Leaving the pictures aside, transcribe every line below exactly.
========================================================================
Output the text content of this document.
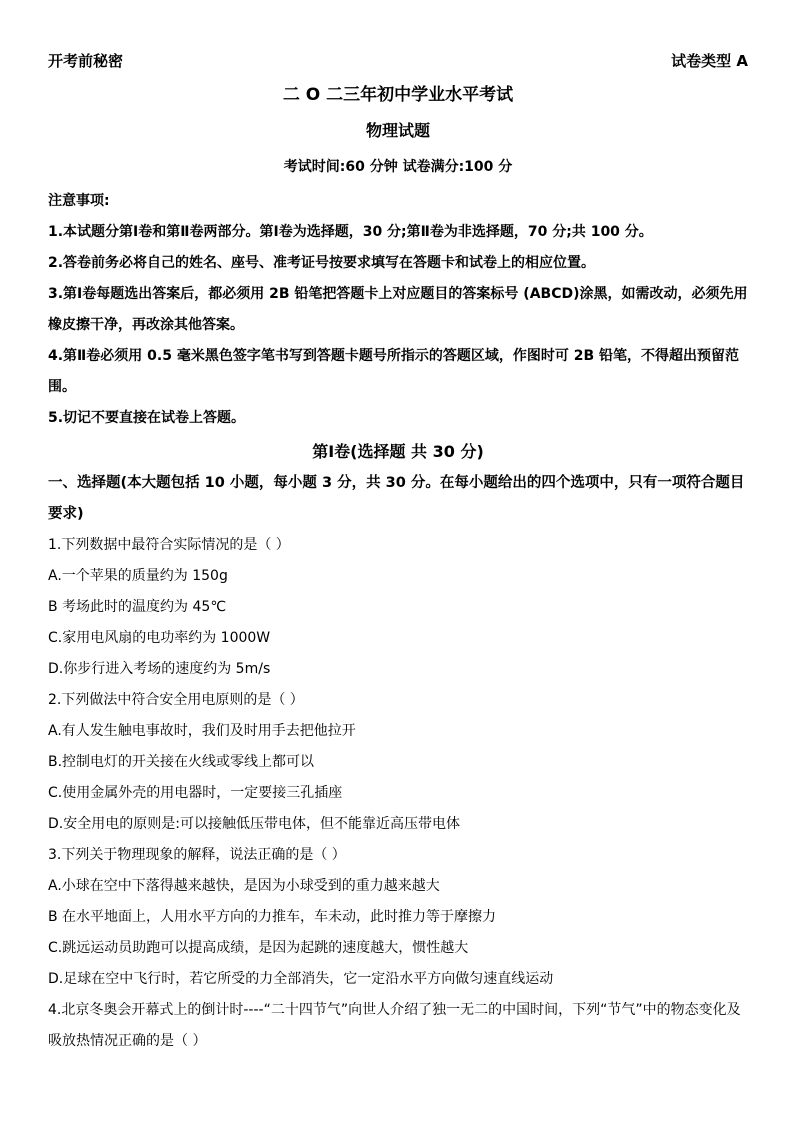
开考前秘密	试卷类型 A
二 O 二三年初中学业水平考试
物理试题
考试时间:60 分钟 试卷满分:100 分

注意事项:

1.本试题分第Ⅰ卷和第Ⅱ卷两部分。第Ⅰ卷为选择题，30 分;第Ⅱ卷为非选择题，70 分;共 100 分。

2.答卷前务必将自己的姓名、座号、准考证号按要求填写在答题卡和试卷上的相应位置。

3.第Ⅰ卷每题选出答案后，都必须用 2B 铅笔把答题卡上对应题目的答案标号 (ABCD)涂黑，如需改动，必须先用橡皮擦干净，再改涂其他答案。

4.第Ⅱ卷必须用 0.5 毫米黑色签字笔书写到答题卡题号所指示的答题区域，作图时可 2B 铅笔，不得超出预留范围。

5.切记不要直接在试卷上答题。

第Ⅰ卷(选择题 共 30 分)

一、选择题(本大题包括 10 小题，每小题 3 分，共 30 分。在每小题给出的四个选项中，只有一项符合题目要求)

1.下列数据中最符合实际情况的是（ ）

A.一个苹果的质量约为 150g

B 考场此时的温度约为 45℃

C.家用电风扇的电功率约为 1000W

D.你步行进入考场的速度约为 5m/s

2.下列做法中符合安全用电原则的是（ ）

A.有人发生触电事故时，我们及时用手去把他拉开

B.控制电灯的开关接在火线或零线上都可以

C.使用金属外壳的用电器时，一定要接三孔插座

D.安全用电的原则是:可以接触低压带电体，但不能靠近高压带电体

3.下列关于物理现象的解释，说法正确的是（ ）

A.小球在空中下落得越来越快，是因为小球受到的重力越来越大

B 在水平地面上，人用水平方向的力推车，车未动，此时推力等于摩擦力

C.跳远运动员助跑可以提高成绩，是因为起跳的速度越大，惯性越大

D.足球在空中飞行时，若它所受的力全部消失，它一定沿水平方向做匀速直线运动

4.北京冬奥会开幕式上的倒计时----“二十四节气”向世人介绍了独一无二的中国时间，下列“节气”中的物态变化及吸放热情况正确的是（ ）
========================================================================
### IN RESPONSE:
Output the text content of this document.
开考前秘密	试卷类型 A
二 O 二三年初中学业水平考试
物理试题
考试时间:60 分钟 试卷满分:100 分

注意事项:

1.本试题分第Ⅰ卷和第Ⅱ卷两部分。第Ⅰ卷为选择题，30 分;第Ⅱ卷为非选择题，70 分;共 100 分。

2.答卷前务必将自己的姓名、座号、准考证号按要求填写在答题卡和试卷上的相应位置。

3.第Ⅰ卷每题选出答案后，都必须用 2B 铅笔把答题卡上对应题目的答案标号 (ABCD)涂黑，如需改动，必须先用橡皮擦干净，再改涂其他答案。

4.第Ⅱ卷必须用 0.5 毫米黑色签字笔书写到答题卡题号所指示的答题区域，作图时可 2B 铅笔，不得超出预留范围。

5.切记不要直接在试卷上答题。

第Ⅰ卷(选择题 共 30 分)

一、选择题(本大题包括 10 小题，每小题 3 分，共 30 分。在每小题给出的四个选项中，只有一项符合题目要求)

1.下列数据中最符合实际情况的是（ ）

A.一个苹果的质量约为 150g

B 考场此时的温度约为 45℃

C.家用电风扇的电功率约为 1000W

D.你步行进入考场的速度约为 5m/s

2.下列做法中符合安全用电原则的是（ ）

A.有人发生触电事故时，我们及时用手去把他拉开

B.控制电灯的开关接在火线或零线上都可以

C.使用金属外壳的用电器时，一定要接三孔插座

D.安全用电的原则是:可以接触低压带电体，但不能靠近高压带电体

3.下列关于物理现象的解释，说法正确的是（ ）

A.小球在空中下落得越来越快，是因为小球受到的重力越来越大

B 在水平地面上，人用水平方向的力推车，车未动，此时推力等于摩擦力

C.跳远运动员助跑可以提高成绩，是因为起跳的速度越大，惯性越大

D.足球在空中飞行时，若它所受的力全部消失，它一定沿水平方向做匀速直线运动

4.北京冬奥会开幕式上的倒计时----“二十四节气”向世人介绍了独一无二的中国时间，下列“节气”中的物态变化及吸放热情况正确的是（ ）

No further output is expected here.